• EXERCISE BRIEF:
Retype the whole listing, please, keeping every line exact and dropping the pictures.

(Recorded data)
----------

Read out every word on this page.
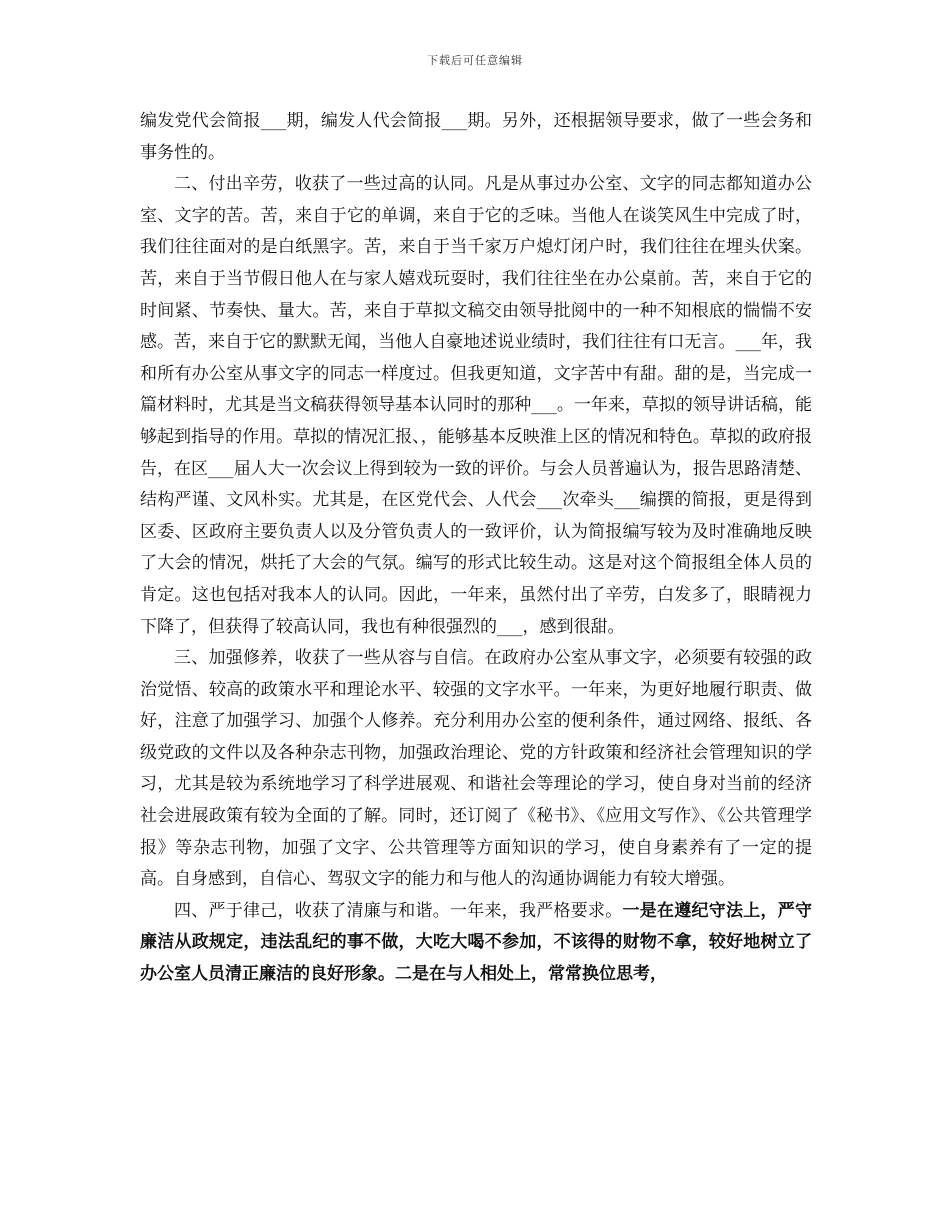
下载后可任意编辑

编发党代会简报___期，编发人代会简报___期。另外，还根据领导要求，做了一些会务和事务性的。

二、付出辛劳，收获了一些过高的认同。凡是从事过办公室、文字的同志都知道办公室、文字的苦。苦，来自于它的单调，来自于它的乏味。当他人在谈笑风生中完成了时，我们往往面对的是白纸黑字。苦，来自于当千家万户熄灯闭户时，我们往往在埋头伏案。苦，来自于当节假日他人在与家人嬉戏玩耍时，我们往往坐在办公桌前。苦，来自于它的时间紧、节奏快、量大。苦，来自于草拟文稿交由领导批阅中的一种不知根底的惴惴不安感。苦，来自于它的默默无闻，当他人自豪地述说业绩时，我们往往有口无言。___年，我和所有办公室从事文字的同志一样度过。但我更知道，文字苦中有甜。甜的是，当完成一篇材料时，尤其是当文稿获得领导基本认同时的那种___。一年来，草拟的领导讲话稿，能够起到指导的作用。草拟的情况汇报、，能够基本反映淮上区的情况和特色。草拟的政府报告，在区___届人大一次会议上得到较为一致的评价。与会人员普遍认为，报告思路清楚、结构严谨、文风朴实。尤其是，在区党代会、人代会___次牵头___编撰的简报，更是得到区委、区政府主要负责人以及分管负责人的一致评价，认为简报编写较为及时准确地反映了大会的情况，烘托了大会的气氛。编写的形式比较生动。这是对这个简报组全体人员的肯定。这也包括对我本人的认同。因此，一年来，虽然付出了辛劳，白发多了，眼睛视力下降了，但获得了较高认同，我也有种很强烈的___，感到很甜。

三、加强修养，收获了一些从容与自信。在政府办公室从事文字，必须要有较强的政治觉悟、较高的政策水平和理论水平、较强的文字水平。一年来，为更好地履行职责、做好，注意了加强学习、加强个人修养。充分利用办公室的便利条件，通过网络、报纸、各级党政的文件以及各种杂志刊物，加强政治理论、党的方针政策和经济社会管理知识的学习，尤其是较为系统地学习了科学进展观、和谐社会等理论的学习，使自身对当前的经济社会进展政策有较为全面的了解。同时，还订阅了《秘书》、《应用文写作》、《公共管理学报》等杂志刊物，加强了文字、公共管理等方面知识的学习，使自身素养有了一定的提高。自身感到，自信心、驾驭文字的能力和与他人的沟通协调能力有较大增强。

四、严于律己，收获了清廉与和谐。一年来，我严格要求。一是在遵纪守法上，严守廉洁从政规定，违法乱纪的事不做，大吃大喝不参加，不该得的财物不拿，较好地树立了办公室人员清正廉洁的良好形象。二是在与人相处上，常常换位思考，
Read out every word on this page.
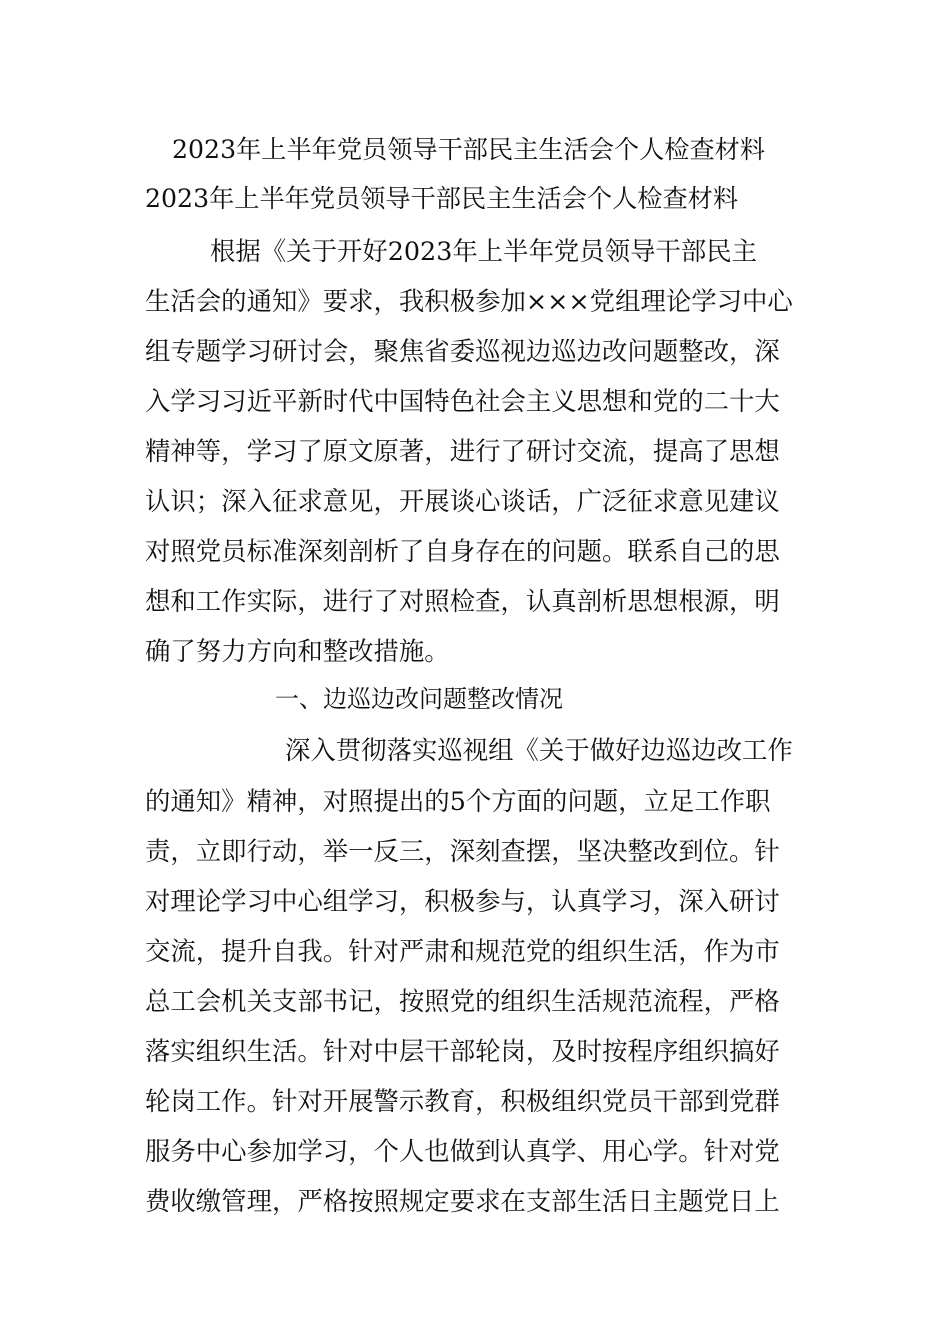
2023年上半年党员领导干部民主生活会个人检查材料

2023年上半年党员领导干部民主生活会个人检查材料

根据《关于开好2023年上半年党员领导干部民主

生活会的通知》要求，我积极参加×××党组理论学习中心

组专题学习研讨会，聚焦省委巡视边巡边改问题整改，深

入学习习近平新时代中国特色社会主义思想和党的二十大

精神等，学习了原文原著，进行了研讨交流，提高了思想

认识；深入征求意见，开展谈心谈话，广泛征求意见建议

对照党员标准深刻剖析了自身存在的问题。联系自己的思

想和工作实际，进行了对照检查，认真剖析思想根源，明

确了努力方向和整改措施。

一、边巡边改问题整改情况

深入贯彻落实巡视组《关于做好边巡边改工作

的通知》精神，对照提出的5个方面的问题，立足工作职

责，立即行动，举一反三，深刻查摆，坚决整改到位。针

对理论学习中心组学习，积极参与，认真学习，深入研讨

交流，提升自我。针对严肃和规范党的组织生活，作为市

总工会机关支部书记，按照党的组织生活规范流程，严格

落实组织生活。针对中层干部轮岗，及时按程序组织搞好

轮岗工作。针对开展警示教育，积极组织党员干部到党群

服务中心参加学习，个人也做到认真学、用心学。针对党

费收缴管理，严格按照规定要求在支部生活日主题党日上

----------

• OUTPUT FOR THIS TASK:
Read out every word on this page.
下载后可任意编辑

编发党代会简报___期，编发人代会简报___期。另外，还根据领导要求，做了一些会务和事务性的。

二、付出辛劳，收获了一些过高的认同。凡是从事过办公室、文字的同志都知道办公室、文字的苦。苦，来自于它的单调，来自于它的乏味。当他人在谈笑风生中完成了时，我们往往面对的是白纸黑字。苦，来自于当千家万户熄灯闭户时，我们往往在埋头伏案。苦，来自于当节假日他人在与家人嬉戏玩耍时，我们往往坐在办公桌前。苦，来自于它的时间紧、节奏快、量大。苦，来自于草拟文稿交由领导批阅中的一种不知根底的惴惴不安感。苦，来自于它的默默无闻，当他人自豪地述说业绩时，我们往往有口无言。___年，我和所有办公室从事文字的同志一样度过。但我更知道，文字苦中有甜。甜的是，当完成一篇材料时，尤其是当文稿获得领导基本认同时的那种___。一年来，草拟的领导讲话稿，能够起到指导的作用。草拟的情况汇报、，能够基本反映淮上区的情况和特色。草拟的政府报告，在区___届人大一次会议上得到较为一致的评价。与会人员普遍认为，报告思路清楚、结构严谨、文风朴实。尤其是，在区党代会、人代会___次牵头___编撰的简报，更是得到区委、区政府主要负责人以及分管负责人的一致评价，认为简报编写较为及时准确地反映了大会的情况，烘托了大会的气氛。编写的形式比较生动。这是对这个简报组全体人员的肯定。这也包括对我本人的认同。因此，一年来，虽然付出了辛劳，白发多了，眼睛视力下降了，但获得了较高认同，我也有种很强烈的___，感到很甜。

三、加强修养，收获了一些从容与自信。在政府办公室从事文字，必须要有较强的政治觉悟、较高的政策水平和理论水平、较强的文字水平。一年来，为更好地履行职责、做好，注意了加强学习、加强个人修养。充分利用办公室的便利条件，通过网络、报纸、各级党政的文件以及各种杂志刊物，加强政治理论、党的方针政策和经济社会管理知识的学习，尤其是较为系统地学习了科学进展观、和谐社会等理论的学习，使自身对当前的经济社会进展政策有较为全面的了解。同时，还订阅了《秘书》、《应用文写作》、《公共管理学报》等杂志刊物，加强了文字、公共管理等方面知识的学习，使自身素养有了一定的提高。自身感到，自信心、驾驭文字的能力和与他人的沟通协调能力有较大增强。

四、严于律己，收获了清廉与和谐。一年来，我严格要求。一是在遵纪守法上，严守廉洁从政规定，违法乱纪的事不做，大吃大喝不参加，不该得的财物不拿，较好地树立了办公室人员清正廉洁的良好形象。二是在与人相处上，常常换位思考，
Read out every word on this page.
2023年上半年党员领导干部民主生活会个人检查材料

2023年上半年党员领导干部民主生活会个人检查材料

根据《关于开好2023年上半年党员领导干部民主

生活会的通知》要求，我积极参加×××党组理论学习中心

组专题学习研讨会，聚焦省委巡视边巡边改问题整改，深

入学习习近平新时代中国特色社会主义思想和党的二十大

精神等，学习了原文原著，进行了研讨交流，提高了思想

认识；深入征求意见，开展谈心谈话，广泛征求意见建议

对照党员标准深刻剖析了自身存在的问题。联系自己的思

想和工作实际，进行了对照检查，认真剖析思想根源，明

确了努力方向和整改措施。

一、边巡边改问题整改情况

深入贯彻落实巡视组《关于做好边巡边改工作

的通知》精神，对照提出的5个方面的问题，立足工作职

责，立即行动，举一反三，深刻查摆，坚决整改到位。针

对理论学习中心组学习，积极参与，认真学习，深入研讨

交流，提升自我。针对严肃和规范党的组织生活，作为市

总工会机关支部书记，按照党的组织生活规范流程，严格

落实组织生活。针对中层干部轮岗，及时按程序组织搞好

轮岗工作。针对开展警示教育，积极组织党员干部到党群

服务中心参加学习，个人也做到认真学、用心学。针对党

费收缴管理，严格按照规定要求在支部生活日主题党日上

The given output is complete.